What you need to do: The listing below should be printed in full and exactly, apart from its images.

Data listing:
++++++++

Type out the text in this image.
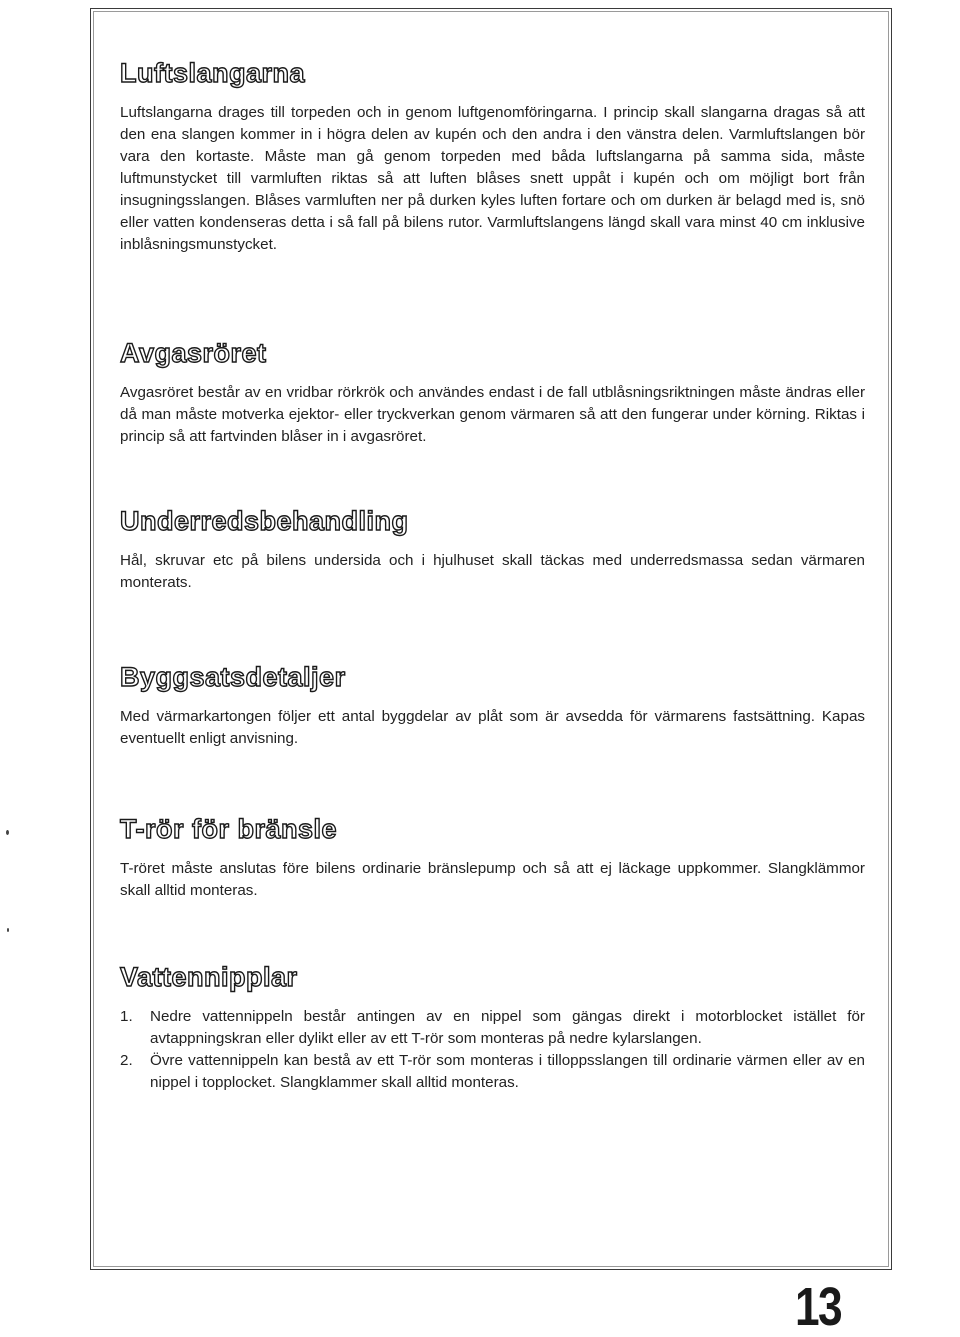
Luftslangarna

Luftslangarna drages till torpeden och in genom luftgenomföringarna. I princip skall slangarna dragas så att den ena slangen kommer in i högra delen av kupén och den andra i den vänstra delen. Varmluftslangen bör vara den kortaste. Måste man gå genom torpeden med båda luftslangarna på samma sida, måste luftmunstycket till varmluften riktas så att luften blåses snett uppåt i kupén och om möjligt bort från insugningsslangen. Blåses varmluften ner på durken kyles luften fortare och om durken är belagd med is, snö eller vatten kondenseras detta i så fall på bilens rutor. Varmluftslangens längd skall vara minst 40 cm inklusive inblåsningsmunstycket.

Avgasröret

Avgasröret består av en vridbar rörkrök och användes endast i de fall utblåsningsriktningen måste ändras eller då man måste motverka ejektor- eller tryckverkan genom värmaren så att den fungerar under körning. Riktas i princip så att fartvinden blåser in i avgasröret.

Underredsbehandling

Hål, skruvar etc på bilens undersida och i hjulhuset skall täckas med underredsmassa sedan värmaren monterats.

Byggsatsdetaljer

Med värmarkartongen följer ett antal byggdelar av plåt som är avsedda för värmarens fastsättning. Kapas eventuellt enligt anvisning.

T-rör för bränsle

T-röret måste anslutas före bilens ordinarie bränslepump och så att ej läckage uppkommer. Slangklämmor skall alltid monteras.

Vattennipplar
1. Nedre vattennippeln består antingen av en nippel som gängas direkt i motorblocket istället för avtappningskran eller dylikt eller av ett T-rör som monteras på nedre kylarslangen.
2. Övre vattennippeln kan bestå av ett T-rör som monteras i tilloppsslangen till ordinarie värmen eller av en nippel i topplocket. Slangklammer skall alltid monteras.
13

++++++++

Worked solution:
Type out the text in this image.
Luftslangarna

Luftslangarna drages till torpeden och in genom luftgenomföringarna. I princip skall slangarna dragas så att den ena slangen kommer in i högra delen av kupén och den andra i den vänstra delen. Varmluftslangen bör vara den kortaste. Måste man gå genom torpeden med båda luftslangarna på samma sida, måste luftmunstycket till varmluften riktas så att luften blåses snett uppåt i kupén och om möjligt bort från insugningsslangen. Blåses varmluften ner på durken kyles luften fortare och om durken är belagd med is, snö eller vatten kondenseras detta i så fall på bilens rutor. Varmluftslangens längd skall vara minst 40 cm inklusive inblåsningsmunstycket.

Avgasröret

Avgasröret består av en vridbar rörkrök och användes endast i de fall utblåsningsriktningen måste ändras eller då man måste motverka ejektor- eller tryckverkan genom värmaren så att den fungerar under körning. Riktas i princip så att fartvinden blåser in i avgasröret.

Underredsbehandling

Hål, skruvar etc på bilens undersida och i hjulhuset skall täckas med underredsmassa sedan värmaren monterats.

Byggsatsdetaljer

Med värmarkartongen följer ett antal byggdelar av plåt som är avsedda för värmarens fastsättning. Kapas eventuellt enligt anvisning.

T-rör för bränsle

T-röret måste anslutas före bilens ordinarie bränslepump och så att ej läckage uppkommer. Slangklämmor skall alltid monteras.

Vattennipplar
1. Nedre vattennippeln består antingen av en nippel som gängas direkt i motorblocket istället för avtappningskran eller dylikt eller av ett T-rör som monteras på nedre kylarslangen.
2. Övre vattennippeln kan bestå av ett T-rör som monteras i tilloppsslangen till ordinarie värmen eller av en nippel i topplocket. Slangklammer skall alltid monteras.
13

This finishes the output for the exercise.